Task data -

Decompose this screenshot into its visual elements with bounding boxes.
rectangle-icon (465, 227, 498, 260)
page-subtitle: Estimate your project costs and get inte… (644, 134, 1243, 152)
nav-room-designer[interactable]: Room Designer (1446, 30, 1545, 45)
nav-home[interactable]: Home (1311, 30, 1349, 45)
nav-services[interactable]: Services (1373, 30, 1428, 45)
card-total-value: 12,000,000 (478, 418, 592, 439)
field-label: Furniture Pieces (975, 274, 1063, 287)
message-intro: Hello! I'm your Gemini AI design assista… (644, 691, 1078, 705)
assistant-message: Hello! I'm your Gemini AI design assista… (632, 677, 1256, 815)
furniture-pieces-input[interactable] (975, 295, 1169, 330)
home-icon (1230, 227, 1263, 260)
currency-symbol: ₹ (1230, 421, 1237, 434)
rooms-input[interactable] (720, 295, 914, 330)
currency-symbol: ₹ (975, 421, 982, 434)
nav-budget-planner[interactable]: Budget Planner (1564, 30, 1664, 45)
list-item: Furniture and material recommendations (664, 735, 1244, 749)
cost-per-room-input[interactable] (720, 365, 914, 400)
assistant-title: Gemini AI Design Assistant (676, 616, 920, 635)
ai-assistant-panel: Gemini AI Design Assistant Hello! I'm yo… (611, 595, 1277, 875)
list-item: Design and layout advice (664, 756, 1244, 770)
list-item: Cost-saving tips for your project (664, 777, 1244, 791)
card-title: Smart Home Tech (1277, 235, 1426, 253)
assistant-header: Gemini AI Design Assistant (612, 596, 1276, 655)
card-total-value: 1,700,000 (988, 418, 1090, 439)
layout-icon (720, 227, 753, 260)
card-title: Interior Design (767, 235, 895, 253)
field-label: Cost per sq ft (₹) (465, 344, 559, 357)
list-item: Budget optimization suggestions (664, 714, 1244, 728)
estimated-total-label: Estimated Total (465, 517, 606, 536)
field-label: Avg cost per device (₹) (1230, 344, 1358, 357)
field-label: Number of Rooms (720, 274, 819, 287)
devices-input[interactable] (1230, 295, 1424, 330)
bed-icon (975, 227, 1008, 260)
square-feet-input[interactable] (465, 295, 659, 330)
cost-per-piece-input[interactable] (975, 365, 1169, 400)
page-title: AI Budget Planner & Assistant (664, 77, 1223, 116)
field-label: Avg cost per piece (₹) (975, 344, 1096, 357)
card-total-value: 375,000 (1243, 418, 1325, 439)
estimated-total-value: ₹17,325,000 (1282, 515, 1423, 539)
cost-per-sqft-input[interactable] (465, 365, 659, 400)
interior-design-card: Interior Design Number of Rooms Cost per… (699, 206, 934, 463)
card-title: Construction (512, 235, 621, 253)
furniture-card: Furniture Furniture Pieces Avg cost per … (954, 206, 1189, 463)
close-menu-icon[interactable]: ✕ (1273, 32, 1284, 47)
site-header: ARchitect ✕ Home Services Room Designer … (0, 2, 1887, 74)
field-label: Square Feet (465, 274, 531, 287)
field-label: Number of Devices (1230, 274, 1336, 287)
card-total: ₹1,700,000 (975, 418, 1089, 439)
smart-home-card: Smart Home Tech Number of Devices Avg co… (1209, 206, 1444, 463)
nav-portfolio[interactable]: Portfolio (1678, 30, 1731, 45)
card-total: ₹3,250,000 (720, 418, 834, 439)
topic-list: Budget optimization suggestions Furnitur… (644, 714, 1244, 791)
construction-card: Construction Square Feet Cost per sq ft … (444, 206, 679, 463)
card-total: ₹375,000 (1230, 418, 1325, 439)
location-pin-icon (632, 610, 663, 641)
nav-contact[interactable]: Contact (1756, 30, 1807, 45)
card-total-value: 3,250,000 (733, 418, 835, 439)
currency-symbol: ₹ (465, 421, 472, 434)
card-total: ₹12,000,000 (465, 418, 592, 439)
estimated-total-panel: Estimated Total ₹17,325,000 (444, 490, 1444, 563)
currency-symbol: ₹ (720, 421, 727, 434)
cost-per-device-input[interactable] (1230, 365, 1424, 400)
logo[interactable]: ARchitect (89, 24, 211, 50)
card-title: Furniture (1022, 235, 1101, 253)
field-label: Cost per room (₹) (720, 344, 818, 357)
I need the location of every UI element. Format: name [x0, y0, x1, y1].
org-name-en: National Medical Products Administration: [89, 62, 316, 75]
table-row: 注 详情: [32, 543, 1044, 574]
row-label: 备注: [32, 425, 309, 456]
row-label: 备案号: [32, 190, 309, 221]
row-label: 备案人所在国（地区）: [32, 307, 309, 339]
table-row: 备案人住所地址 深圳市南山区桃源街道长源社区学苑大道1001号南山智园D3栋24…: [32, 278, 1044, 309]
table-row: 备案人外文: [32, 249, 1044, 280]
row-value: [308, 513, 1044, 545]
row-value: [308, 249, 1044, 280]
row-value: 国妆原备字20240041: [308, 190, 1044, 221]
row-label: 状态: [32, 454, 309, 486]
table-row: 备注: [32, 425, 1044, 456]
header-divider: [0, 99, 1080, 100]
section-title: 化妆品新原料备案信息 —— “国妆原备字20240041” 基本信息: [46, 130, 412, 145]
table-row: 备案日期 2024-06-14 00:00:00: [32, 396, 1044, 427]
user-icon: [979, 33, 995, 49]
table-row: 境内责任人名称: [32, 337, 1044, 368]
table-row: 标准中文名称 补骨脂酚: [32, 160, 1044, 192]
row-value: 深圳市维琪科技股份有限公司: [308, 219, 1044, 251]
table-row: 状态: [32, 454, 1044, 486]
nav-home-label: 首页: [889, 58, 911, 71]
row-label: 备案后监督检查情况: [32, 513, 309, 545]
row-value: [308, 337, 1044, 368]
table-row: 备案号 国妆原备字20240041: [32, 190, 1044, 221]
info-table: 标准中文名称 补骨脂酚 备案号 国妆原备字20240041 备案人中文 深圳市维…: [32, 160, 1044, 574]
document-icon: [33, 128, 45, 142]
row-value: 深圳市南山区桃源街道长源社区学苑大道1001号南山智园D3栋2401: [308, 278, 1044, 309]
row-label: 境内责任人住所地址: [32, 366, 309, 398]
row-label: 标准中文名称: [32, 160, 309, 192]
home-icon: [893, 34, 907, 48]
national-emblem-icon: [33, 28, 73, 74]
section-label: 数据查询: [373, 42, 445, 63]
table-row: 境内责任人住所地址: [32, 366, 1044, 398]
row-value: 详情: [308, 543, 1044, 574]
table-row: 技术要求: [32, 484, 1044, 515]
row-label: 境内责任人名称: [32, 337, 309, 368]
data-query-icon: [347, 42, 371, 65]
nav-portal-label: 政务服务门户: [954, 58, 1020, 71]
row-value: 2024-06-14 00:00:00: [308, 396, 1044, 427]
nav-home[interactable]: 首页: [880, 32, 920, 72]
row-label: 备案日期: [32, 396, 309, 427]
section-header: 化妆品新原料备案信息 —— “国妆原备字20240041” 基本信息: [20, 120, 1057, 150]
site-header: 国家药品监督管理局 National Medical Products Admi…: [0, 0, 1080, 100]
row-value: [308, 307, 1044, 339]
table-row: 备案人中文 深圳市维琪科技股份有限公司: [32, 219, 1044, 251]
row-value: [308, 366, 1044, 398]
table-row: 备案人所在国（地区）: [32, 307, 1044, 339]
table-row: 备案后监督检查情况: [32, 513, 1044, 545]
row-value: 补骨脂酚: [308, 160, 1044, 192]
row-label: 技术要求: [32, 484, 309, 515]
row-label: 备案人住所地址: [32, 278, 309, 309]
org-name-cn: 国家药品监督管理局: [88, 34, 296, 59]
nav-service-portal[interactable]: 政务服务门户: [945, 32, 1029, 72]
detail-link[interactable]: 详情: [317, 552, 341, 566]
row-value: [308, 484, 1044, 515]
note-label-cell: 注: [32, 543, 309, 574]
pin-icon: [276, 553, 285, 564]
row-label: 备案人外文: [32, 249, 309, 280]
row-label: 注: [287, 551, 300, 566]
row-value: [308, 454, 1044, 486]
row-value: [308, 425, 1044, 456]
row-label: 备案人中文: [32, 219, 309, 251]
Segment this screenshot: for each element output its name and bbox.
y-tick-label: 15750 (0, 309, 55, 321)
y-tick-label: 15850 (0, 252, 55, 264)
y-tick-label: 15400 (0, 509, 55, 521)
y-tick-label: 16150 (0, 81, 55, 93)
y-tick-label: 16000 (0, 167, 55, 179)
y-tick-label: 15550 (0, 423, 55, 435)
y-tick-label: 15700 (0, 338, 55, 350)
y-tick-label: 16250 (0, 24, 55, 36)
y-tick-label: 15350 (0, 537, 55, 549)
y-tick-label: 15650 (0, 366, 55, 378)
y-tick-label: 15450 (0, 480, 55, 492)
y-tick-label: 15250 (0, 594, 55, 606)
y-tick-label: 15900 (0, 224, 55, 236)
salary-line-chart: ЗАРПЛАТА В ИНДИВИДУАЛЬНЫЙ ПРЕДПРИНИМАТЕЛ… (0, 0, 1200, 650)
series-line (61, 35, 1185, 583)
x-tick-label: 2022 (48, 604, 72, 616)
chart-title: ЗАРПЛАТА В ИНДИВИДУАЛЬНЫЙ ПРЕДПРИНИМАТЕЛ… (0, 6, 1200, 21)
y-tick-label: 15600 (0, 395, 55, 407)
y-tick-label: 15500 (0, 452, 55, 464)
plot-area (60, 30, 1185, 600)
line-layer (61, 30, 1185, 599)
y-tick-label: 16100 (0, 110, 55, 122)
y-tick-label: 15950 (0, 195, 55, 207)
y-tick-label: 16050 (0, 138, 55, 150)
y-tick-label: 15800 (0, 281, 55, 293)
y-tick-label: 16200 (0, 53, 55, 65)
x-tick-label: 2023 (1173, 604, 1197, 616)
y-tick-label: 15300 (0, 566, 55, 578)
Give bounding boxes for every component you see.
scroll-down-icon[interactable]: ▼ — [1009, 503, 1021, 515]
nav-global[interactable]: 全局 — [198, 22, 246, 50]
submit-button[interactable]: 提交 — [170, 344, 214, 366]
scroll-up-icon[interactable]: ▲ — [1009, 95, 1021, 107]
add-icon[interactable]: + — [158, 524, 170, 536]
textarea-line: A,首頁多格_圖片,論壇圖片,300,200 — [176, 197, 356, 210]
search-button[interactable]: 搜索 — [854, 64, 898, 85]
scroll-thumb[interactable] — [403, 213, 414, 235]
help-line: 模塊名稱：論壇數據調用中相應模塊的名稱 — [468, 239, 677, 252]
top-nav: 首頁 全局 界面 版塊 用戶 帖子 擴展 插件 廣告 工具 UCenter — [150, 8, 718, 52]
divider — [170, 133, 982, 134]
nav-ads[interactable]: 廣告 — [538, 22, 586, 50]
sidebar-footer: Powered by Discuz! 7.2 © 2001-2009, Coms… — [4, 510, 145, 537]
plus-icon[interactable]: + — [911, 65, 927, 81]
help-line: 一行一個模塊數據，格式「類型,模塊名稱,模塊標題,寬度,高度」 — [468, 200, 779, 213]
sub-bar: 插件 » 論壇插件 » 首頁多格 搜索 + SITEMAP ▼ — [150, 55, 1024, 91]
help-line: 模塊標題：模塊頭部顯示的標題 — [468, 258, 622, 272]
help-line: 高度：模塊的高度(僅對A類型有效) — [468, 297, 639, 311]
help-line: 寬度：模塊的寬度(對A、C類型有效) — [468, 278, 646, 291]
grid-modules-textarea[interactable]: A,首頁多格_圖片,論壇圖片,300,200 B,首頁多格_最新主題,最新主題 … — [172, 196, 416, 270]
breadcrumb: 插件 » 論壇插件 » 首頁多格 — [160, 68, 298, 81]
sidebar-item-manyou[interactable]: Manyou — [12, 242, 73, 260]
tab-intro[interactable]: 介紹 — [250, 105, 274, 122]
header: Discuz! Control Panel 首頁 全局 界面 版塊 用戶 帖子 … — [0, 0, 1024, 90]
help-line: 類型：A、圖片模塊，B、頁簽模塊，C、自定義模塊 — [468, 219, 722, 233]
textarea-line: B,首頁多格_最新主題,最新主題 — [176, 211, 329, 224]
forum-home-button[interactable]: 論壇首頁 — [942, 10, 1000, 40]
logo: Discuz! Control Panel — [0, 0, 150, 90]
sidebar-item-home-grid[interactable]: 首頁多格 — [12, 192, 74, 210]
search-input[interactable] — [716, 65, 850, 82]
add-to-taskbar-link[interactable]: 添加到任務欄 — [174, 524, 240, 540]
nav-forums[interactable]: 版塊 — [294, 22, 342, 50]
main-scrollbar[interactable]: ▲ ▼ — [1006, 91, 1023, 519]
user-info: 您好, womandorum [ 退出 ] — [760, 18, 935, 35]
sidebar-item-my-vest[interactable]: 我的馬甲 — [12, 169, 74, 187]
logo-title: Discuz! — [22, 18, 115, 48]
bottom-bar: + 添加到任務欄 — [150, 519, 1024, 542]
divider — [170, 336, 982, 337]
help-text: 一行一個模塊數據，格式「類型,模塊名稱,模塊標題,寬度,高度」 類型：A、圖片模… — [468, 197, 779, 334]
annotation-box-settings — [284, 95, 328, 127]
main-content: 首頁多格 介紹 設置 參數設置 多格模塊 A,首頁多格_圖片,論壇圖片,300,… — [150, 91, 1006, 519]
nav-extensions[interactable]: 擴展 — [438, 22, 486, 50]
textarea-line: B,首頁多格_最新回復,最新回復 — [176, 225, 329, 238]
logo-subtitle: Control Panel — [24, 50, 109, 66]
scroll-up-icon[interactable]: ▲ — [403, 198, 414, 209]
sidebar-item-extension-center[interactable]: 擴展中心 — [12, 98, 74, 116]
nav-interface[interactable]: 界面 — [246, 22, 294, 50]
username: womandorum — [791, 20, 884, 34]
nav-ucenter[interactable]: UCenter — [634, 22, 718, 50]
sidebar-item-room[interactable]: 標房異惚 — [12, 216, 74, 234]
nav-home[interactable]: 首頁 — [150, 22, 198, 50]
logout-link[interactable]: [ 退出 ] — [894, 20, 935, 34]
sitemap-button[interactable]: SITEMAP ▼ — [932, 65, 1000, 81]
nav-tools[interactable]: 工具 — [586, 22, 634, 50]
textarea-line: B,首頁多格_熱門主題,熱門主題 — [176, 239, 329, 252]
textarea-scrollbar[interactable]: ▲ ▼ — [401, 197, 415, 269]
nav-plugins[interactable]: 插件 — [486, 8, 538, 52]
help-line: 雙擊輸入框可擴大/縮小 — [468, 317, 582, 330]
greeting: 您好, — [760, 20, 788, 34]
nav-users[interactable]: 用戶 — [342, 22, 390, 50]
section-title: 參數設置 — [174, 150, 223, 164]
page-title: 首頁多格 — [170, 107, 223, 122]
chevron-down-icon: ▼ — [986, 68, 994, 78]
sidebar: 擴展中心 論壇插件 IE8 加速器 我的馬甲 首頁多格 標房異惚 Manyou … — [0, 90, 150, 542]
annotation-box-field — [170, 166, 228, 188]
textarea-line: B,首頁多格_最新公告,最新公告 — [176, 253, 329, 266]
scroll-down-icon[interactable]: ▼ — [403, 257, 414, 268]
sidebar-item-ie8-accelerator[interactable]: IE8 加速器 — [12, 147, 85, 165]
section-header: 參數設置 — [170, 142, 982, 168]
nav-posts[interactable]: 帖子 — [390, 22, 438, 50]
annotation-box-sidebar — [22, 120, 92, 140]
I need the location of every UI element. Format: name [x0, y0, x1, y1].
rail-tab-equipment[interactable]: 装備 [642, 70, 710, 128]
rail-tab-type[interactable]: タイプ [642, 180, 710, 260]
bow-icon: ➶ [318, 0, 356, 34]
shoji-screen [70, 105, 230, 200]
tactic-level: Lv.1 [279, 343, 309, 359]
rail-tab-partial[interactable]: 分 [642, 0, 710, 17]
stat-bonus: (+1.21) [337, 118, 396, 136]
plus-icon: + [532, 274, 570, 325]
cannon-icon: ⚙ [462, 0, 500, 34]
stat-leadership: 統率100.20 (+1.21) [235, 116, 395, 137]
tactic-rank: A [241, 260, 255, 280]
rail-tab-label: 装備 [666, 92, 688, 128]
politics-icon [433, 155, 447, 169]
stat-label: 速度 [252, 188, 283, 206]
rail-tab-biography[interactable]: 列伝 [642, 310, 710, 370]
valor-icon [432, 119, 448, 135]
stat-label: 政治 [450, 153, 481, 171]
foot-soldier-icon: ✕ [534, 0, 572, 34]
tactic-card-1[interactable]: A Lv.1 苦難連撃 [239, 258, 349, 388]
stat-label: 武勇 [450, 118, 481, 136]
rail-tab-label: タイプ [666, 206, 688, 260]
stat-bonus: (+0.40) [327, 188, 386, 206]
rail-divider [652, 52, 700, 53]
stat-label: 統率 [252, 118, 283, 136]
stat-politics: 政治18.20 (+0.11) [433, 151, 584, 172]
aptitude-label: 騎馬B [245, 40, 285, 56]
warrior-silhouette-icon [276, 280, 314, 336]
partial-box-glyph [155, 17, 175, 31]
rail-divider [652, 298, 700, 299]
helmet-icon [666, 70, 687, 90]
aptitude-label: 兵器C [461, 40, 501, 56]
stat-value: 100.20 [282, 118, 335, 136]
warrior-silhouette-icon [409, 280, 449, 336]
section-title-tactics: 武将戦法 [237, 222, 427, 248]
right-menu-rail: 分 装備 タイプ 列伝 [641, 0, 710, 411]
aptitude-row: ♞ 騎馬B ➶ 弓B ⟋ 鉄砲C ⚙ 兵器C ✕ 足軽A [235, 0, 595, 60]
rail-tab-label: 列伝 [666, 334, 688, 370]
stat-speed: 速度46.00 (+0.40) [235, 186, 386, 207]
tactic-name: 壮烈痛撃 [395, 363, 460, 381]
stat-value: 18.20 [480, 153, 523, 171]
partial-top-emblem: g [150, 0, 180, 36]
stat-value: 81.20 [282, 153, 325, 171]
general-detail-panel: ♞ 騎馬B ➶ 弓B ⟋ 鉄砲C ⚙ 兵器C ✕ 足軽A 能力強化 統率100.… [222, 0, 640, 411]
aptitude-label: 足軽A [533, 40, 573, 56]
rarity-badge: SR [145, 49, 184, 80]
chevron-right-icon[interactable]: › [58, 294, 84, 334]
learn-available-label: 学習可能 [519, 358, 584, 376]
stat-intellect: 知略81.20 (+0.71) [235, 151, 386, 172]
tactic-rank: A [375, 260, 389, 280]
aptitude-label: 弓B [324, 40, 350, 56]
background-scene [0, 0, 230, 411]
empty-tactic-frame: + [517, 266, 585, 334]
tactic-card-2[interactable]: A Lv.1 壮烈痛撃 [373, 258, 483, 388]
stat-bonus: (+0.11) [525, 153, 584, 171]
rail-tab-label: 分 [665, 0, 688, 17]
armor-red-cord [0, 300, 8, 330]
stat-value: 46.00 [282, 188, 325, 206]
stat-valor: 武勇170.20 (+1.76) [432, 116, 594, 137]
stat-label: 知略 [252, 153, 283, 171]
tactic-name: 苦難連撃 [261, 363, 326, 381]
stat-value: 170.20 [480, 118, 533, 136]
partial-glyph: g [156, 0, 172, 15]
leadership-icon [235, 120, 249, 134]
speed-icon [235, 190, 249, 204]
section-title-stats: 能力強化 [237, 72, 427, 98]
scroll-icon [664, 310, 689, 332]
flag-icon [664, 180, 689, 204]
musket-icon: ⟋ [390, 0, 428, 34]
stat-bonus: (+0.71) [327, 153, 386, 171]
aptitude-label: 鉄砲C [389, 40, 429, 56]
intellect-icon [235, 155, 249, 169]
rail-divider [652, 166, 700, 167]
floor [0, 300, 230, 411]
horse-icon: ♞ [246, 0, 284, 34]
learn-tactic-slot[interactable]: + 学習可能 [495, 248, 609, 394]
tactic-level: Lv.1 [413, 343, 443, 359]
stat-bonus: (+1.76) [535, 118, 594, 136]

Instruction - Rewrite the entries from the very start up to and including the line with "nav-home[interactable]: Home (1311, 30, 1349, 45)", changing "Decompose" to "Break down" and keeping everything else the same.

Written response -
Break down this screenshot into its visual elements with bounding boxes.
rectangle-icon (465, 227, 498, 260)
page-subtitle: Estimate your project costs and get inte… (644, 134, 1243, 152)
nav-room-designer[interactable]: Room Designer (1446, 30, 1545, 45)
nav-home[interactable]: Home (1311, 30, 1349, 45)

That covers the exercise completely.